### [Dataset content]
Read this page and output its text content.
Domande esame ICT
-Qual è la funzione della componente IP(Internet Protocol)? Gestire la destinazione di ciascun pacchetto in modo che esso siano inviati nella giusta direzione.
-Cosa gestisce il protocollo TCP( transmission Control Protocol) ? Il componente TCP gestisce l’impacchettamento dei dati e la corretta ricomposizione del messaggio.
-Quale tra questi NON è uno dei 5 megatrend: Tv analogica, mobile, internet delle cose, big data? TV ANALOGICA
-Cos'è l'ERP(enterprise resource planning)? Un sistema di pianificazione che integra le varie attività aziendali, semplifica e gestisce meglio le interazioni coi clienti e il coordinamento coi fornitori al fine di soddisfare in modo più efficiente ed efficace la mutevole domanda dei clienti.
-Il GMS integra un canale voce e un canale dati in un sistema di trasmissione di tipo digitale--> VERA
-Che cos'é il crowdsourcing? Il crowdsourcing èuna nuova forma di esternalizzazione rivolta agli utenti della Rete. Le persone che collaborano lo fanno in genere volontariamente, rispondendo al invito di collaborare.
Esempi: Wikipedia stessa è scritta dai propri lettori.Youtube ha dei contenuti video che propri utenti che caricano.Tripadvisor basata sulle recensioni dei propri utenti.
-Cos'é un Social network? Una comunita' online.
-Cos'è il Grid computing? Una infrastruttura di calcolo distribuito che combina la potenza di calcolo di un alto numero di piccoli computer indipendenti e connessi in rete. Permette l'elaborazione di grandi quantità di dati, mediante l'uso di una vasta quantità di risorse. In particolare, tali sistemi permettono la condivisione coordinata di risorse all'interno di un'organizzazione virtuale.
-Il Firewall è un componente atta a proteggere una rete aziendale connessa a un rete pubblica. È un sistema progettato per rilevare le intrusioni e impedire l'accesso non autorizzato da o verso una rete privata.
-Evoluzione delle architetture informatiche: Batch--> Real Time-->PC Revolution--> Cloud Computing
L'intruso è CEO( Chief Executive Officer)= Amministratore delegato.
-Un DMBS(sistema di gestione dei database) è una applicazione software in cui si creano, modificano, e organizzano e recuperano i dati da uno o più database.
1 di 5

### [What you need to do]
Show every line of the records above that contains the word "componente".

### [Written response]
-Qual è la funzione della componente IP(Internet Protocol)? Gestire la destinazione di ciascun pacchetto in modo che esso siano inviati nella giusta direzione.
-Cosa gestisce il protocollo TCP( transmission Control Protocol) ? Il componente TCP gestisce l’impacchettamento dei dati e la corretta ricomposizione del messaggio.
-Il Firewall è un componente atta a proteggere una rete aziendale connessa a un rete pubblica. È un sistema progettato per rilevare le intrusioni e impedire l'accesso non autorizzato da o verso una rete privata.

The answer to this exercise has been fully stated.